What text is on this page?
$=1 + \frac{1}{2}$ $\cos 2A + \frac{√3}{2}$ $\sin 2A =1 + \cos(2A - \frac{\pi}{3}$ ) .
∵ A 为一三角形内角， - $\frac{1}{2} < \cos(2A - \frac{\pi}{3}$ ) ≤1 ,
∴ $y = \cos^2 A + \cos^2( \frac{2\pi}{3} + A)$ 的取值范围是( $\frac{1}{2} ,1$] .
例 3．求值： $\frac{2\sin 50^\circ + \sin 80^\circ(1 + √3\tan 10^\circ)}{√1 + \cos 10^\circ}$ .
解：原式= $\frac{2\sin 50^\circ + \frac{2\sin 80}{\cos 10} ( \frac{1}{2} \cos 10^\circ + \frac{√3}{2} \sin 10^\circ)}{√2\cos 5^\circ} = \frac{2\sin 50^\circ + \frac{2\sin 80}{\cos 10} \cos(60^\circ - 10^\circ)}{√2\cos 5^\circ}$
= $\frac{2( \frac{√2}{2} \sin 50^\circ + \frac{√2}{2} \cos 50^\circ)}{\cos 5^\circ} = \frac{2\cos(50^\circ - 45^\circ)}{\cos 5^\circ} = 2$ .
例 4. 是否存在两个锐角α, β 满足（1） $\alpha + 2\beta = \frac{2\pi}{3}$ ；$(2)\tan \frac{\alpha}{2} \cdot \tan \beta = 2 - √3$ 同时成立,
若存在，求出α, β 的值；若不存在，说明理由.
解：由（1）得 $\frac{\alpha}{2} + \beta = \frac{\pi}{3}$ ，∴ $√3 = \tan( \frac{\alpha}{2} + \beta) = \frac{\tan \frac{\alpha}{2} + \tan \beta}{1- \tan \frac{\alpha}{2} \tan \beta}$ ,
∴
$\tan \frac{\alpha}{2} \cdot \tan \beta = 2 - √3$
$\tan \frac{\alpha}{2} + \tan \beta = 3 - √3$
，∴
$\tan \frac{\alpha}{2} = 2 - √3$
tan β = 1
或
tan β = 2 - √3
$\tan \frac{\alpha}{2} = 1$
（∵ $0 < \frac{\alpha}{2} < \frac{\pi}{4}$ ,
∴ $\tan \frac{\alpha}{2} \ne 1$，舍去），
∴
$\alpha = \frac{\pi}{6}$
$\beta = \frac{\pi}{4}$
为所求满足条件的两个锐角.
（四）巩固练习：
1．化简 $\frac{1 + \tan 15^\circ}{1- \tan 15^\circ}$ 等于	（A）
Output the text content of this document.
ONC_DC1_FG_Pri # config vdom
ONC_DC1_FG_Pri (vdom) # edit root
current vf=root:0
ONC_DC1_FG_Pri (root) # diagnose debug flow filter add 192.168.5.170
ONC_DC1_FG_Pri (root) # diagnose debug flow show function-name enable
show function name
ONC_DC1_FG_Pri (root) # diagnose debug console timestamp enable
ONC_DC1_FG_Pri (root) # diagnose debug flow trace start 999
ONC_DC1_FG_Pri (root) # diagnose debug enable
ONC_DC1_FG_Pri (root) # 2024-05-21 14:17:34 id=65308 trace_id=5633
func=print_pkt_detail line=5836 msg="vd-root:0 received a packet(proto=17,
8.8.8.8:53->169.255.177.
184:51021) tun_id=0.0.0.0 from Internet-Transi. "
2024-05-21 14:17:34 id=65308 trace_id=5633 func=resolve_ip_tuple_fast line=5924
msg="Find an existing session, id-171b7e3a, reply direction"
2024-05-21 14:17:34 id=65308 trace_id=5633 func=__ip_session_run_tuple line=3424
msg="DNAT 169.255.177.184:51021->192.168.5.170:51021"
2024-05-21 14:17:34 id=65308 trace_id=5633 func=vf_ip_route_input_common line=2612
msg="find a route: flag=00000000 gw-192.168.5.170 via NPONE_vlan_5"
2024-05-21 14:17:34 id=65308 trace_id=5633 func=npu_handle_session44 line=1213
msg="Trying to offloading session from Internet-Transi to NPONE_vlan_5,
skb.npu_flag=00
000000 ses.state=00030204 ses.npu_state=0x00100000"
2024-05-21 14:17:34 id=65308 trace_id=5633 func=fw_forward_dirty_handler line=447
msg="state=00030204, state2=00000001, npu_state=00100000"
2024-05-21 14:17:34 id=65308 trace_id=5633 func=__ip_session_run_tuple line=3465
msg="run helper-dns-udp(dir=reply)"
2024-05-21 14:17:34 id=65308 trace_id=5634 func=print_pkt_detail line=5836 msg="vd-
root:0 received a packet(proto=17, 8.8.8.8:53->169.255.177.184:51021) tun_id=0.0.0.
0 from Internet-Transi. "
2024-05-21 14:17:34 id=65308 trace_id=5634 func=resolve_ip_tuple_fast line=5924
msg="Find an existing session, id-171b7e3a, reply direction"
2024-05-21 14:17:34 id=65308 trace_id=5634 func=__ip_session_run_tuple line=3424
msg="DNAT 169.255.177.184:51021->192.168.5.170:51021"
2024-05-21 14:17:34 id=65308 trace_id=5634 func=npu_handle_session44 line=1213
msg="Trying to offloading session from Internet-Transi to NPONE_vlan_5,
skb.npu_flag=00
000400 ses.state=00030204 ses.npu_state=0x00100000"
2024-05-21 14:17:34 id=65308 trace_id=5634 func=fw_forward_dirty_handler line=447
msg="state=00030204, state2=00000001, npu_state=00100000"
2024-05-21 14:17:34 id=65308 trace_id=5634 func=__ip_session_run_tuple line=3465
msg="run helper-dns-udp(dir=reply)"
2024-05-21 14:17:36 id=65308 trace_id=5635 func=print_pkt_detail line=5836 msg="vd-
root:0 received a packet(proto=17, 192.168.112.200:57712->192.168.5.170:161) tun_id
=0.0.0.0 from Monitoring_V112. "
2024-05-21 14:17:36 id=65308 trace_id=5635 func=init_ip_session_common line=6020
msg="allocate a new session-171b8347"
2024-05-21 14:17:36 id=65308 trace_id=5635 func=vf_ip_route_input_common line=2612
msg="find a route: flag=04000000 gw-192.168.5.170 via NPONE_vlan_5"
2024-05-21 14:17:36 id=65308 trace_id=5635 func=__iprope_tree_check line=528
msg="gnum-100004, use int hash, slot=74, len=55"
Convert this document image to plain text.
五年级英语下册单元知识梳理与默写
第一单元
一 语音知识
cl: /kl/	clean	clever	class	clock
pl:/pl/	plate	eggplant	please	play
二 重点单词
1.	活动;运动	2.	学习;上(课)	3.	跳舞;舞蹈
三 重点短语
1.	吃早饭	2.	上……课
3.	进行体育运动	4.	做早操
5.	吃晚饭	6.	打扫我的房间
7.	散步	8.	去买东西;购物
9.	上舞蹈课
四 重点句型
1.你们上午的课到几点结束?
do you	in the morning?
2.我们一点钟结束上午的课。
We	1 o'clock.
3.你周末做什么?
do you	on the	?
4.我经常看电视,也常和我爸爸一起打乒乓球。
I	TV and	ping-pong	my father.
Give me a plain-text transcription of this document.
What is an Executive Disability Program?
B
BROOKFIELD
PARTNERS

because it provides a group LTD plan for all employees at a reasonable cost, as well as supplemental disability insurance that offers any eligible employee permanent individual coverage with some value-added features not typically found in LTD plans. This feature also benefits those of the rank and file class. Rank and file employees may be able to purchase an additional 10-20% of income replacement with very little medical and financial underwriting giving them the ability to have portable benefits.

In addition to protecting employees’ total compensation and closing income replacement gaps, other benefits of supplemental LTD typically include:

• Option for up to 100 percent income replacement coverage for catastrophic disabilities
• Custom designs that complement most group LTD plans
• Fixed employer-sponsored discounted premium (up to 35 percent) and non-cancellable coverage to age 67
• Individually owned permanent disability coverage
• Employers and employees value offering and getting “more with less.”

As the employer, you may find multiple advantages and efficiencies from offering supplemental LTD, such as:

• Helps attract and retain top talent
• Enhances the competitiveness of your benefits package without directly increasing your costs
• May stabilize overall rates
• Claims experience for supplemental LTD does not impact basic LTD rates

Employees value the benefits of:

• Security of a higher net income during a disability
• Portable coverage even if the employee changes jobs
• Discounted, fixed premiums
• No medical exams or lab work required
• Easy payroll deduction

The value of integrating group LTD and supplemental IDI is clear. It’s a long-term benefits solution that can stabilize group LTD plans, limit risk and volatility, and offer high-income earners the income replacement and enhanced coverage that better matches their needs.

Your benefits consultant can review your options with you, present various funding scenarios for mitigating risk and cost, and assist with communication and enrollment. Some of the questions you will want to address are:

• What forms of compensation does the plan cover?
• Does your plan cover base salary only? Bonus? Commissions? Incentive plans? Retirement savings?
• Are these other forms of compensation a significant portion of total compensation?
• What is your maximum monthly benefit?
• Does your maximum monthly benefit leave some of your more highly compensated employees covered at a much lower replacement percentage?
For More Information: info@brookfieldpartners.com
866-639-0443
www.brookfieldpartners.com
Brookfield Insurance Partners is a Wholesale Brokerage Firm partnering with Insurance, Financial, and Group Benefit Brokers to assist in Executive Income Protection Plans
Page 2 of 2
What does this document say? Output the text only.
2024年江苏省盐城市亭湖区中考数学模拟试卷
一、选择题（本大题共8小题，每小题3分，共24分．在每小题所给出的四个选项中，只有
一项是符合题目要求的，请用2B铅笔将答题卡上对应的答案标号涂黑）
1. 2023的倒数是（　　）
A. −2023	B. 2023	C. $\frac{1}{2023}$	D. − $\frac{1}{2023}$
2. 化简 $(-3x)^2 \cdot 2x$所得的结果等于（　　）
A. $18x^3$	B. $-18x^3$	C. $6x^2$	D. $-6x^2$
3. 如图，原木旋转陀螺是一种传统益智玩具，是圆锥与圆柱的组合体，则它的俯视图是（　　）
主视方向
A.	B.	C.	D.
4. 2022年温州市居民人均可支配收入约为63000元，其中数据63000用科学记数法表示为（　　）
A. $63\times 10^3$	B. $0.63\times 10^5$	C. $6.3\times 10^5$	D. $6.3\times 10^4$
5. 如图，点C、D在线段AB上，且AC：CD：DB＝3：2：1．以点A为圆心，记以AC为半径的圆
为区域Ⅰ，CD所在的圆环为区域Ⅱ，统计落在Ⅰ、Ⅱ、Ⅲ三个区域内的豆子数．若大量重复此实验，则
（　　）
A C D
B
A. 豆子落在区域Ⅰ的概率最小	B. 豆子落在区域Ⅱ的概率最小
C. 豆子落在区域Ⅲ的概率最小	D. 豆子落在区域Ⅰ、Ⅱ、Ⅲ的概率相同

★ ★ ★ ★

Look through the material above and work out how many of its lines contain "plain". State the number only.

2